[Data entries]
^^^^

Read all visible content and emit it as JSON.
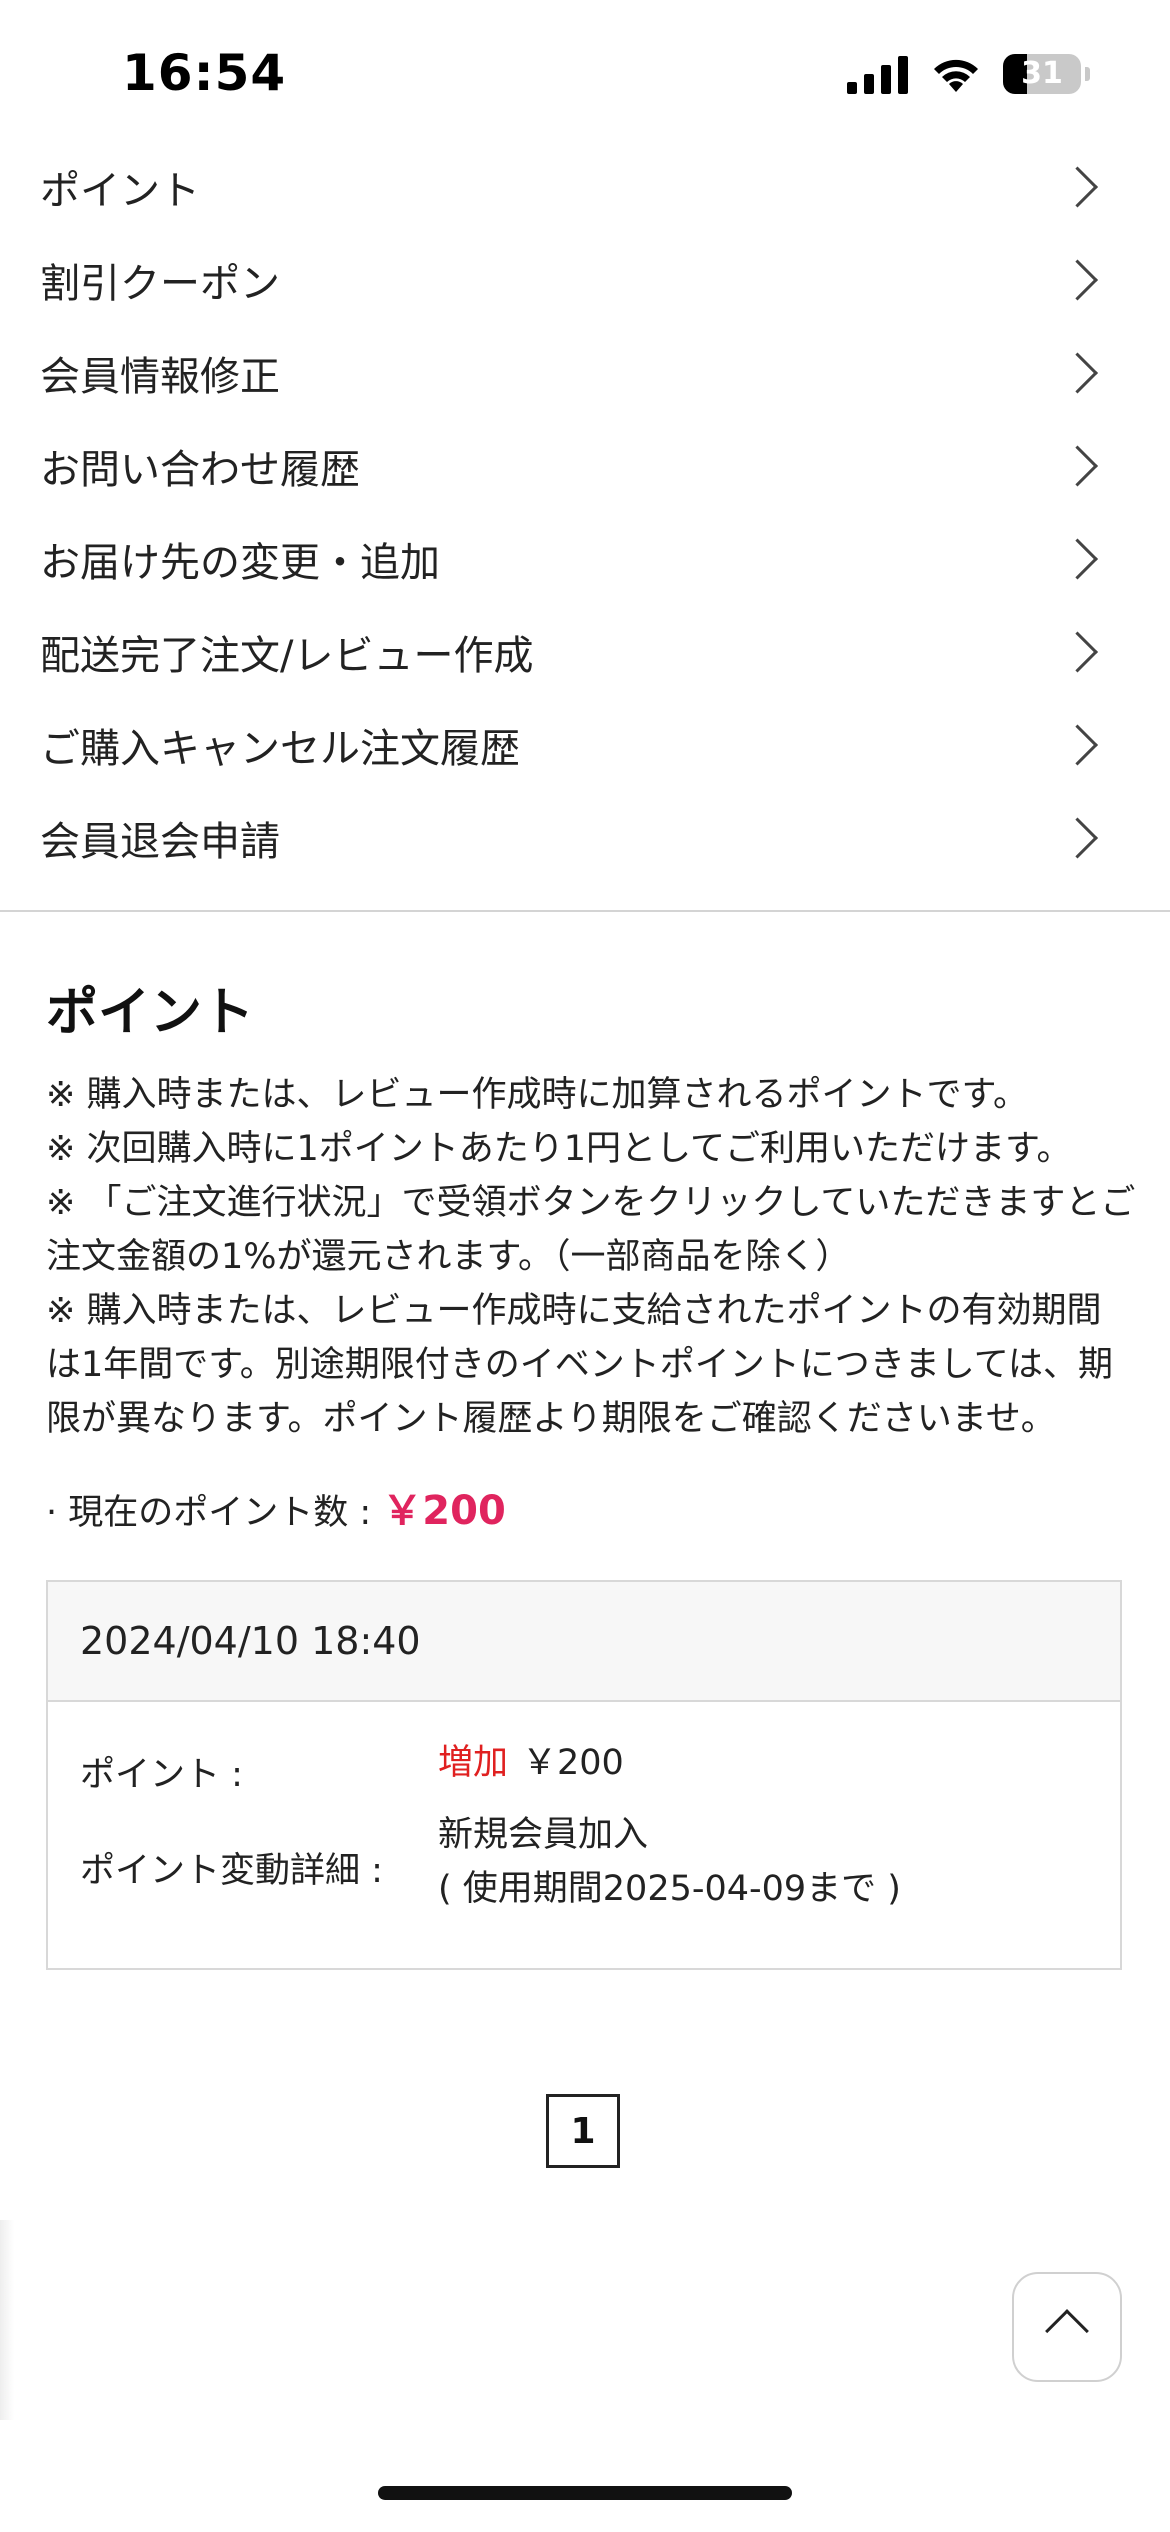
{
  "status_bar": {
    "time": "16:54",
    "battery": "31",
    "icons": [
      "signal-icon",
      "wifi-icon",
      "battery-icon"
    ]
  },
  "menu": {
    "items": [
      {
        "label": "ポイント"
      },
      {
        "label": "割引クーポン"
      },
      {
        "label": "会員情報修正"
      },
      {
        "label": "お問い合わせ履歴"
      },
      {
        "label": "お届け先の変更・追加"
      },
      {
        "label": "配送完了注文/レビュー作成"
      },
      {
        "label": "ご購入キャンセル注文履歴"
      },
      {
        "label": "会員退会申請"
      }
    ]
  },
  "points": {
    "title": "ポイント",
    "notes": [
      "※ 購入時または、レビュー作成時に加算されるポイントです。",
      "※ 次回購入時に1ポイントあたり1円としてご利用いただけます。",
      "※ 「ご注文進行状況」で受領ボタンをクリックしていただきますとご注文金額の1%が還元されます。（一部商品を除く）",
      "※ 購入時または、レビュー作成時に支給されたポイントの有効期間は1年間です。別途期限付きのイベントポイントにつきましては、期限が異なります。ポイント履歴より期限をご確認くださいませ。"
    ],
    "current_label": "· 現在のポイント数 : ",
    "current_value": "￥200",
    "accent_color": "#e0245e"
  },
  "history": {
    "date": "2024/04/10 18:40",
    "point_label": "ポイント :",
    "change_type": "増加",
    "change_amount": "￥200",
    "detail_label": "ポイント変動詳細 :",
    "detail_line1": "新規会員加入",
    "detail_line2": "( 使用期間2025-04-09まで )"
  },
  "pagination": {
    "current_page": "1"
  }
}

^^^^

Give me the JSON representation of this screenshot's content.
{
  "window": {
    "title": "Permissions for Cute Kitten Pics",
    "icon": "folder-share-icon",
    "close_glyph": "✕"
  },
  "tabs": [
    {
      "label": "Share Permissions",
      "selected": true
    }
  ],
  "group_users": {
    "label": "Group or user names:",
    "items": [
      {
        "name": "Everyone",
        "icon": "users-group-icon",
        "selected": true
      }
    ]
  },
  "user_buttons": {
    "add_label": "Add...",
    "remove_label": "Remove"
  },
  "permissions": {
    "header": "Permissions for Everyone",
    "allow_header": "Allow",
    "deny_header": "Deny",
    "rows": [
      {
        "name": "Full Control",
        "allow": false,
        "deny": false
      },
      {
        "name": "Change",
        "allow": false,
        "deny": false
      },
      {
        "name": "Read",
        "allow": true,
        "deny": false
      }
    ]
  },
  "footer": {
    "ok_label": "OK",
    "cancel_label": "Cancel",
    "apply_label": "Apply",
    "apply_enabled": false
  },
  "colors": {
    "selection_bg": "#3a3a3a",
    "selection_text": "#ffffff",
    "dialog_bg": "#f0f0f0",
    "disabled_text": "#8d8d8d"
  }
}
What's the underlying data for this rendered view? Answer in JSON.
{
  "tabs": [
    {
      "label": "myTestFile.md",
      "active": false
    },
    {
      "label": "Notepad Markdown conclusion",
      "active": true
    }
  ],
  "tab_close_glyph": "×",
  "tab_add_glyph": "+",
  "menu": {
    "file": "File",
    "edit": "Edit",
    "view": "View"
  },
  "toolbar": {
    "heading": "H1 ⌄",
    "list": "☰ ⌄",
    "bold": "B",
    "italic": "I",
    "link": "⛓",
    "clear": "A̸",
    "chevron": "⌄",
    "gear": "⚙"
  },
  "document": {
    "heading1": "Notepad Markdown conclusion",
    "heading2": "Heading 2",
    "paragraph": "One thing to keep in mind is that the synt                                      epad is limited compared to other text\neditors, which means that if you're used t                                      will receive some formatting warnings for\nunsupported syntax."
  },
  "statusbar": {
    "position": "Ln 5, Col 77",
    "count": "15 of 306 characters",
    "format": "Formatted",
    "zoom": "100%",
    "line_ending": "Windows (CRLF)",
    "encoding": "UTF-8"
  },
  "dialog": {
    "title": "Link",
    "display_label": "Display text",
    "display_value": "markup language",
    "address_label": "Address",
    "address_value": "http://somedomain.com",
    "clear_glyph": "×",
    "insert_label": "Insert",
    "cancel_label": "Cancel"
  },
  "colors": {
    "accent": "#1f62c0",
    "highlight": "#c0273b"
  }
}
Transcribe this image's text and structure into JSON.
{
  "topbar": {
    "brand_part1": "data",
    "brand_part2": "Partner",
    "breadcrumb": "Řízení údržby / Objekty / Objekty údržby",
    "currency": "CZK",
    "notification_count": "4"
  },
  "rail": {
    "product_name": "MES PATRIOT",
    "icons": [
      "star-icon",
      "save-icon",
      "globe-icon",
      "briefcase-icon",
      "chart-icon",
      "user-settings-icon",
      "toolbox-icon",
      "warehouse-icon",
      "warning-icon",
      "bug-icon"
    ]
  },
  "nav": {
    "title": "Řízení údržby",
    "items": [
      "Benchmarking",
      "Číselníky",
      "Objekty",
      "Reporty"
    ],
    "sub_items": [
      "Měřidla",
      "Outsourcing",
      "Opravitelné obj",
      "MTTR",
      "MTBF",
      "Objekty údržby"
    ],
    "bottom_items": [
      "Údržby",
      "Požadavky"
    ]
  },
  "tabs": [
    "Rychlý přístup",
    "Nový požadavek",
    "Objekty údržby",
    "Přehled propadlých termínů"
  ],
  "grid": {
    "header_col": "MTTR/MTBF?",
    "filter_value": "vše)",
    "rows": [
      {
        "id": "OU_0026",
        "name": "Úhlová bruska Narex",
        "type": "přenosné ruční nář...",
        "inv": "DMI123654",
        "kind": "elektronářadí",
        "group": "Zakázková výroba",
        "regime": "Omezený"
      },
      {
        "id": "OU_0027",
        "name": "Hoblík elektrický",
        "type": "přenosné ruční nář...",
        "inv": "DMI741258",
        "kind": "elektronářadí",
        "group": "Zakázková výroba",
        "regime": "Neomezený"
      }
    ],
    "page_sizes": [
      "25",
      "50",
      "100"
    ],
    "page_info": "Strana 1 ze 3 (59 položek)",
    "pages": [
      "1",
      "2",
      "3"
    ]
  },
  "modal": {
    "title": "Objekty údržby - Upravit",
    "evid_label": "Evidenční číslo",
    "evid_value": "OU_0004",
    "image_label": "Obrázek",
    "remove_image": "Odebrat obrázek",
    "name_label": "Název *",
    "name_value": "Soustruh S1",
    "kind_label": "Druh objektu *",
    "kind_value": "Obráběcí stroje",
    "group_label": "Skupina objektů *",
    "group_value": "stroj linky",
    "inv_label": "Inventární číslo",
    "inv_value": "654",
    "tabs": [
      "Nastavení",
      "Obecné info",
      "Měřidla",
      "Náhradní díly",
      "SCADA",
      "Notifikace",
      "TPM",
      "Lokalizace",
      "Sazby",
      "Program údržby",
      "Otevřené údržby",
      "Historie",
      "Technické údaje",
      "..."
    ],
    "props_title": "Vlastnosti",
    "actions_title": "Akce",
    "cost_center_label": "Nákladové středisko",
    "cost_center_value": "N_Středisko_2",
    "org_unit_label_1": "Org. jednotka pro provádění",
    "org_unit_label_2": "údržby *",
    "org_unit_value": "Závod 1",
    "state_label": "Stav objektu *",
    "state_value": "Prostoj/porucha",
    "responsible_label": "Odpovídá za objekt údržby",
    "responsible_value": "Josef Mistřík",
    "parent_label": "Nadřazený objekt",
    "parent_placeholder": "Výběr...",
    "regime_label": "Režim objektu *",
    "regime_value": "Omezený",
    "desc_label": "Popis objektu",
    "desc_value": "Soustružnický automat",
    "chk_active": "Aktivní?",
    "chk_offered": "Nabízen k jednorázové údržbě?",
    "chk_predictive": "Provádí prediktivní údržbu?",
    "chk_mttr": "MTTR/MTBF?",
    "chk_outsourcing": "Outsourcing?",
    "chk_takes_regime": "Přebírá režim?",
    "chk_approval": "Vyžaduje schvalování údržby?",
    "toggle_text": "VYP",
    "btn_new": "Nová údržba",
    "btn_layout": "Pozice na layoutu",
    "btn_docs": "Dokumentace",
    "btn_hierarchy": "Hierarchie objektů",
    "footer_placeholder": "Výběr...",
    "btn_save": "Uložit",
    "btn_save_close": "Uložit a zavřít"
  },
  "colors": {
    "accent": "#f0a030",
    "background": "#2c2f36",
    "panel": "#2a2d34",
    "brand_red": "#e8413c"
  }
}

^^^^

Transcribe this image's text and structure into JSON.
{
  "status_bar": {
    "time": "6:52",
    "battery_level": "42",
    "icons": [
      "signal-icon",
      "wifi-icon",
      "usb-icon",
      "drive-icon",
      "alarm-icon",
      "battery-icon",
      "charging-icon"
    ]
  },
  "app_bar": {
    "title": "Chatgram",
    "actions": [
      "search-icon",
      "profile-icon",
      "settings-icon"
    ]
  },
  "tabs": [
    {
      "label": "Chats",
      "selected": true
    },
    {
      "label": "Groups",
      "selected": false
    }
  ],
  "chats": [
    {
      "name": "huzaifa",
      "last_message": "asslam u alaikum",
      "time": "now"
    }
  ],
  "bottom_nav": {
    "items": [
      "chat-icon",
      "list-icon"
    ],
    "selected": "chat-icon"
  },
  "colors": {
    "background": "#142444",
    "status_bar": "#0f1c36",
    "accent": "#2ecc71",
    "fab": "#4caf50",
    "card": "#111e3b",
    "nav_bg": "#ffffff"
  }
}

^^^^

* EXERCISE DIRECTIONS: Pick out all lines from the data above in which the word "background" appears.

* FINISHED EXERCISE:
    "background": "#2c2f36",
    "background": "#142444",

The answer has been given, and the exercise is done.